Dataset items:
══════════════════════════════
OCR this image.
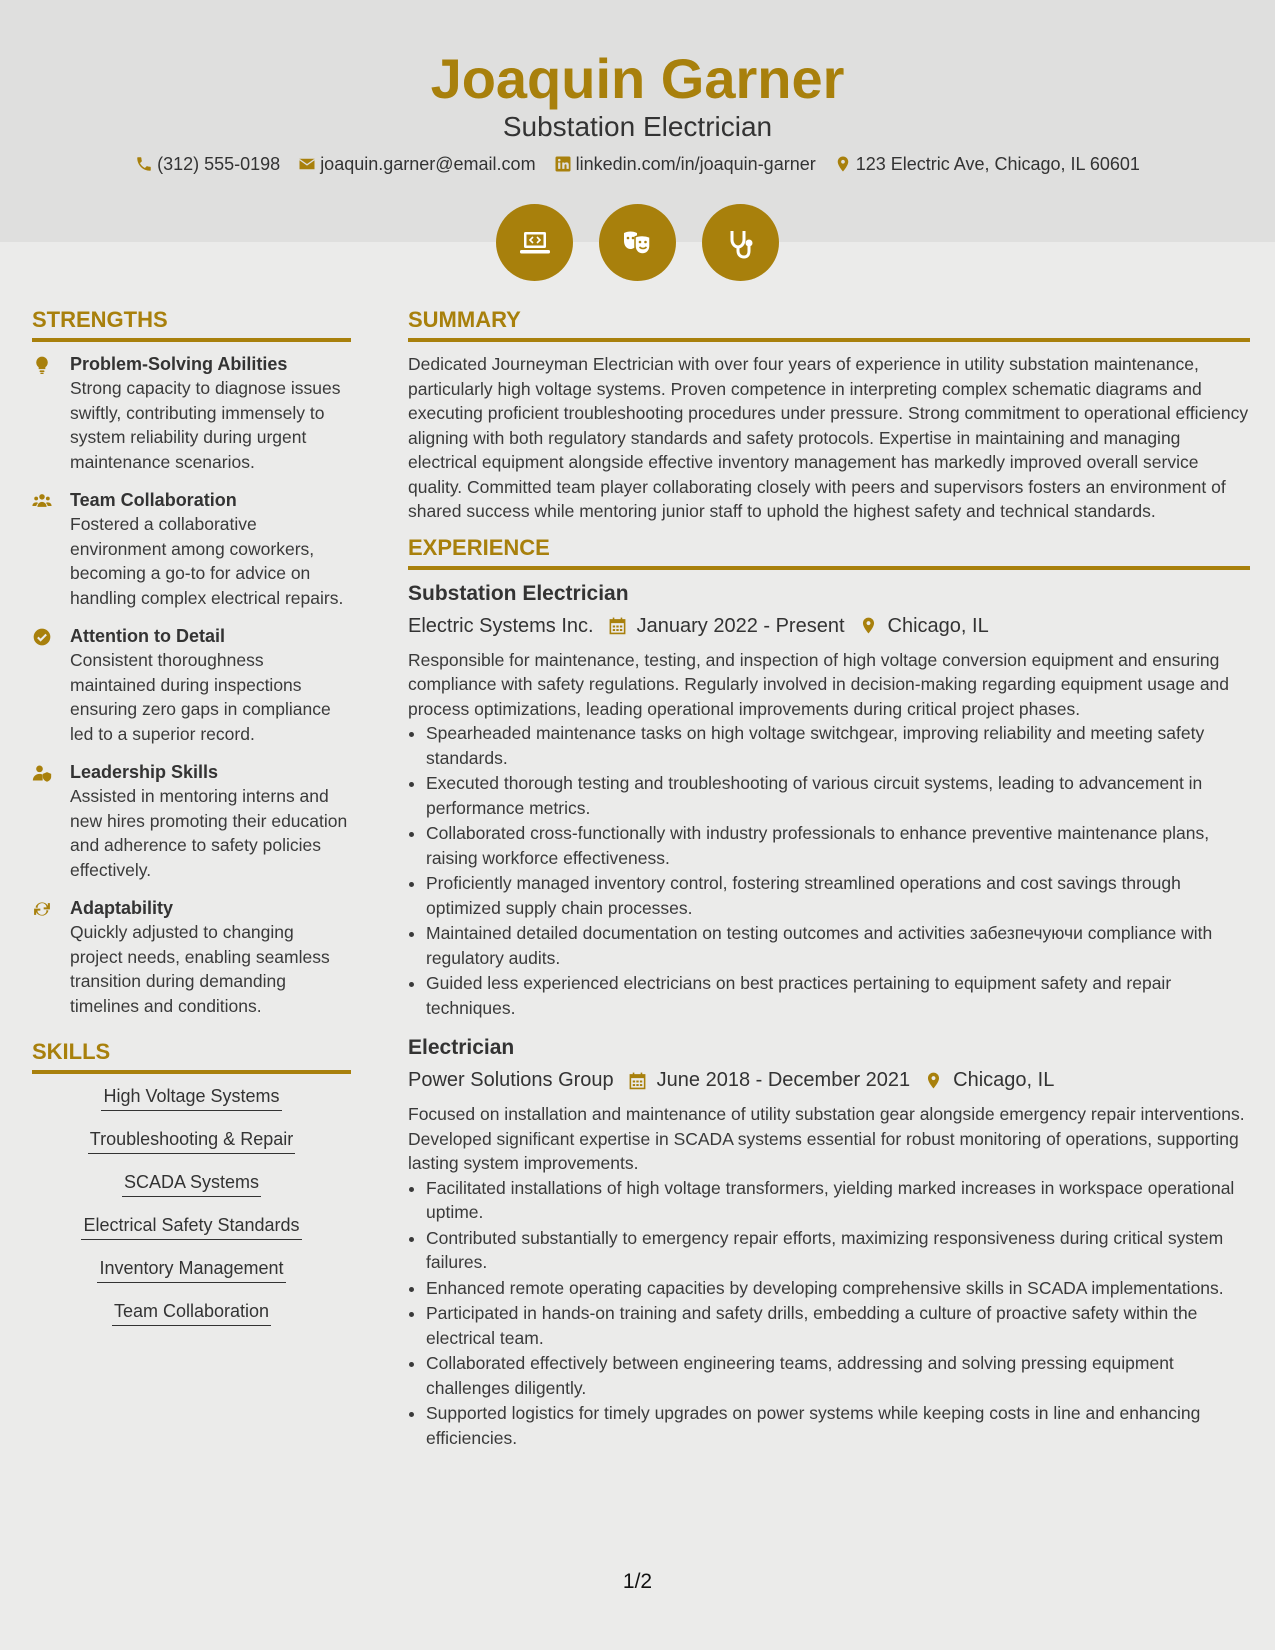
Joaquin Garner
Substation Electrician
(312) 555-0198 joaquin.garner@email.com linkedin.com/in/joaquin-garner 123 Electric Ave, Chicago, IL 60601
STRENGTHS
Problem-Solving Abilities
Strong capacity to diagnose issues swiftly, contributing immensely to system reliability during urgent maintenance scenarios.
Team Collaboration
Fostered a collaborative environment among coworkers, becoming a go-to for advice on handling complex electrical repairs.
Attention to Detail
Consistent thoroughness maintained during inspections ensuring zero gaps in compliance led to a superior record.
Leadership Skills
Assisted in mentoring interns and new hires promoting their education and adherence to safety policies effectively.
Adaptability
Quickly adjusted to changing project needs, enabling seamless transition during demanding timelines and conditions.
SKILLS
High Voltage Systems
Troubleshooting & Repair
SCADA Systems
Electrical Safety Standards
Inventory Management
Team Collaboration
SUMMARY
Dedicated Journeyman Electrician with over four years of experience in utility substation maintenance, particularly high voltage systems. Proven competence in interpreting complex schematic diagrams and executing proficient troubleshooting procedures under pressure. Strong commitment to operational efficiency aligning with both regulatory standards and safety protocols. Expertise in maintaining and managing electrical equipment alongside effective inventory management has markedly improved overall service quality. Committed team player collaborating closely with peers and supervisors fosters an environment of shared success while mentoring junior staff to uphold the highest safety and technical standards.
EXPERIENCE
Substation Electrician
Electric Systems Inc. January 2022 - Present Chicago, IL
Responsible for maintenance, testing, and inspection of high voltage conversion equipment and ensuring compliance with safety regulations. Regularly involved in decision-making regarding equipment usage and process optimizations, leading operational improvements during critical project phases.
• Spearheaded maintenance tasks on high voltage switchgear, improving reliability and meeting safety standards.
• Executed thorough testing and troubleshooting of various circuit systems, leading to advancement in performance metrics.
• Collaborated cross-functionally with industry professionals to enhance preventive maintenance plans, raising workforce effectiveness.
• Proficiently managed inventory control, fostering streamlined operations and cost savings through optimized supply chain processes.
• Maintained detailed documentation on testing outcomes and activities забезпечуючи compliance with regulatory audits.
• Guided less experienced electricians on best practices pertaining to equipment safety and repair techniques.
Electrician
Power Solutions Group June 2018 - December 2021 Chicago, IL
Focused on installation and maintenance of utility substation gear alongside emergency repair interventions. Developed significant expertise in SCADA systems essential for robust monitoring of operations, supporting lasting system improvements.
• Facilitated installations of high voltage transformers, yielding marked increases in workspace operational uptime.
• Contributed substantially to emergency repair efforts, maximizing responsiveness during critical system failures.
• Enhanced remote operating capacities by developing comprehensive skills in SCADA implementations.
• Participated in hands-on training and safety drills, embedding a culture of proactive safety within the electrical team.
• Collaborated effectively between engineering teams, addressing and solving pressing equipment challenges diligently.
• Supported logistics for timely upgrades on power systems while keeping costs in line and enhancing efficiencies.
1/2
══════════════════════════════
◆ **What needs to be done**
What is the number of lines above that hold the string "regulatory"? Answer with that number alone.

◆ **Reply to the task**
2